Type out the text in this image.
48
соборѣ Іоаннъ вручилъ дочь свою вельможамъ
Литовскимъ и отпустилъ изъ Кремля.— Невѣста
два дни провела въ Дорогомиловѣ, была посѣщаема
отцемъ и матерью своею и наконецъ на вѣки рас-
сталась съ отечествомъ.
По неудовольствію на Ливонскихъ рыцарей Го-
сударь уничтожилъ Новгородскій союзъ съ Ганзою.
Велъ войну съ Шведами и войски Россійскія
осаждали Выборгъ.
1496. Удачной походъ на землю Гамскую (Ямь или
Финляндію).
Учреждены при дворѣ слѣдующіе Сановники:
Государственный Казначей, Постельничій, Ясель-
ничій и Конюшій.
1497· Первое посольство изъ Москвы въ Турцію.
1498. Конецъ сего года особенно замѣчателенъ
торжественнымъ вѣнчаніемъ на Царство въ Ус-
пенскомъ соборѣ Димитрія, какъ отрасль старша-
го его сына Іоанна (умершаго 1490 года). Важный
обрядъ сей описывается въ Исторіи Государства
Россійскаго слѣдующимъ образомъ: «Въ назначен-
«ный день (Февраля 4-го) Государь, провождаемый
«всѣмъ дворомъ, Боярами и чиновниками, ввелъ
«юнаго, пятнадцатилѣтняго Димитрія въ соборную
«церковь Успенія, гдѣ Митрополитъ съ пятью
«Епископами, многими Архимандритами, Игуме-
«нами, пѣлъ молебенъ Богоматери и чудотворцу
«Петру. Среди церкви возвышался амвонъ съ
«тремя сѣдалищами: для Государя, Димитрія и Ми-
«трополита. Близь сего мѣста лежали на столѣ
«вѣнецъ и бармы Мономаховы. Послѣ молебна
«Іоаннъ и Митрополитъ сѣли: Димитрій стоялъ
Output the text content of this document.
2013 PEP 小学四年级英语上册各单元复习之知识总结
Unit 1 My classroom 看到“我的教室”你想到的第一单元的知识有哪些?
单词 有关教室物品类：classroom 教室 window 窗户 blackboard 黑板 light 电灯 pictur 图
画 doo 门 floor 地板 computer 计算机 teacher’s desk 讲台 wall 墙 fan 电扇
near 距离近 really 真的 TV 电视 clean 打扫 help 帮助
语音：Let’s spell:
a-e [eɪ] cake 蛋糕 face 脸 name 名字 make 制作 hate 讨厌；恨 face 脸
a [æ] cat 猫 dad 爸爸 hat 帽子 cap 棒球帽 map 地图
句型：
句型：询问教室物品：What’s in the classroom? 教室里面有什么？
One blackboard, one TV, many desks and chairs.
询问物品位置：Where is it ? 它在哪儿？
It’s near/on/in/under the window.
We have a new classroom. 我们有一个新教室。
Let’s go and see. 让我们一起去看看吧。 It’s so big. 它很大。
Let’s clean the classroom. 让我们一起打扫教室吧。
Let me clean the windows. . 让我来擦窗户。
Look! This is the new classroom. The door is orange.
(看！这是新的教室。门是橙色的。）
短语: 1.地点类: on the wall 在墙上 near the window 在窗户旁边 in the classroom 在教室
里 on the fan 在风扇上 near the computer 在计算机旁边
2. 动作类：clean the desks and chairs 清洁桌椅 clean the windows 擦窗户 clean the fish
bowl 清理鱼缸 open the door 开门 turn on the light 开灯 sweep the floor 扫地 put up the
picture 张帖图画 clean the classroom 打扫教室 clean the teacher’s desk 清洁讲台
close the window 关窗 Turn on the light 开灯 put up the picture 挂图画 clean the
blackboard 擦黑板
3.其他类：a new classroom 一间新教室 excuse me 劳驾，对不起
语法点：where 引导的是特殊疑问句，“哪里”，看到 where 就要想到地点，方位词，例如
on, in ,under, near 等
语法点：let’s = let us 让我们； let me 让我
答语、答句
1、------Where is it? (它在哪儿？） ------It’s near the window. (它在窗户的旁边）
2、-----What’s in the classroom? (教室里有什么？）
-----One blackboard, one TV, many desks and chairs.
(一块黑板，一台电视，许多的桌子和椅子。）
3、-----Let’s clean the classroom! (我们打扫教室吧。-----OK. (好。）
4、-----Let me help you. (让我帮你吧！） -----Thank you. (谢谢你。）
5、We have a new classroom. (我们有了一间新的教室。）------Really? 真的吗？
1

## EXERCISE
Reproduce every line of the material above exactly.

## THE RESPONSE
Type out the text in this image.
48
соборѣ Іоаннъ вручилъ дочь свою вельможамъ
Литовскимъ и отпустилъ изъ Кремля.— Невѣста
два дни провела въ Дорогомиловѣ, была посѣщаема
отцемъ и матерью своею и наконецъ на вѣки рас-
сталась съ отечествомъ.
По неудовольствію на Ливонскихъ рыцарей Го-
сударь уничтожилъ Новгородскій союзъ съ Ганзою.
Велъ войну съ Шведами и войски Россійскія
осаждали Выборгъ.
1496. Удачной походъ на землю Гамскую (Ямь или
Финляндію).
Учреждены при дворѣ слѣдующіе Сановники:
Государственный Казначей, Постельничій, Ясель-
ничій и Конюшій.
1497· Первое посольство изъ Москвы въ Турцію.
1498. Конецъ сего года особенно замѣчателенъ
торжественнымъ вѣнчаніемъ на Царство въ Ус-
пенскомъ соборѣ Димитрія, какъ отрасль старша-
го его сына Іоанна (умершаго 1490 года). Важный
обрядъ сей описывается въ Исторіи Государства
Россійскаго слѣдующимъ образомъ: «Въ назначен-
«ный день (Февраля 4-го) Государь, провождаемый
«всѣмъ дворомъ, Боярами и чиновниками, ввелъ
«юнаго, пятнадцатилѣтняго Димитрія въ соборную
«церковь Успенія, гдѣ Митрополитъ съ пятью
«Епископами, многими Архимандритами, Игуме-
«нами, пѣлъ молебенъ Богоматери и чудотворцу
«Петру. Среди церкви возвышался амвонъ съ
«тремя сѣдалищами: для Государя, Димитрія и Ми-
«трополита. Близь сего мѣста лежали на столѣ
«вѣнецъ и бармы Мономаховы. Послѣ молебна
«Іоаннъ и Митрополитъ сѣли: Димитрій стоялъ
Output the text content of this document.
2013 PEP 小学四年级英语上册各单元复习之知识总结
Unit 1 My classroom 看到“我的教室”你想到的第一单元的知识有哪些?
单词 有关教室物品类：classroom 教室 window 窗户 blackboard 黑板 light 电灯 pictur 图
画 doo 门 floor 地板 computer 计算机 teacher’s desk 讲台 wall 墙 fan 电扇
near 距离近 really 真的 TV 电视 clean 打扫 help 帮助
语音：Let’s spell:
a-e [eɪ] cake 蛋糕 face 脸 name 名字 make 制作 hate 讨厌；恨 face 脸
a [æ] cat 猫 dad 爸爸 hat 帽子 cap 棒球帽 map 地图
句型：
句型：询问教室物品：What’s in the classroom? 教室里面有什么？
One blackboard, one TV, many desks and chairs.
询问物品位置：Where is it ? 它在哪儿？
It’s near/on/in/under the window.
We have a new classroom. 我们有一个新教室。
Let’s go and see. 让我们一起去看看吧。 It’s so big. 它很大。
Let’s clean the classroom. 让我们一起打扫教室吧。
Let me clean the windows. . 让我来擦窗户。
Look! This is the new classroom. The door is orange.
(看！这是新的教室。门是橙色的。）
短语: 1.地点类: on the wall 在墙上 near the window 在窗户旁边 in the classroom 在教室
里 on the fan 在风扇上 near the computer 在计算机旁边
2. 动作类：clean the desks and chairs 清洁桌椅 clean the windows 擦窗户 clean the fish
bowl 清理鱼缸 open the door 开门 turn on the light 开灯 sweep the floor 扫地 put up the
picture 张帖图画 clean the classroom 打扫教室 clean the teacher’s desk 清洁讲台
close the window 关窗 Turn on the light 开灯 put up the picture 挂图画 clean the
blackboard 擦黑板
3.其他类：a new classroom 一间新教室 excuse me 劳驾，对不起
语法点：where 引导的是特殊疑问句，“哪里”，看到 where 就要想到地点，方位词，例如
on, in ,under, near 等
语法点：let’s = let us 让我们； let me 让我
答语、答句
1、------Where is it? (它在哪儿？） ------It’s near the window. (它在窗户的旁边）
2、-----What’s in the classroom? (教室里有什么？）
-----One blackboard, one TV, many desks and chairs.
(一块黑板，一台电视，许多的桌子和椅子。）
3、-----Let’s clean the classroom! (我们打扫教室吧。-----OK. (好。）
4、-----Let me help you. (让我帮你吧！） -----Thank you. (谢谢你。）
5、We have a new classroom. (我们有了一间新的教室。）------Really? 真的吗？
1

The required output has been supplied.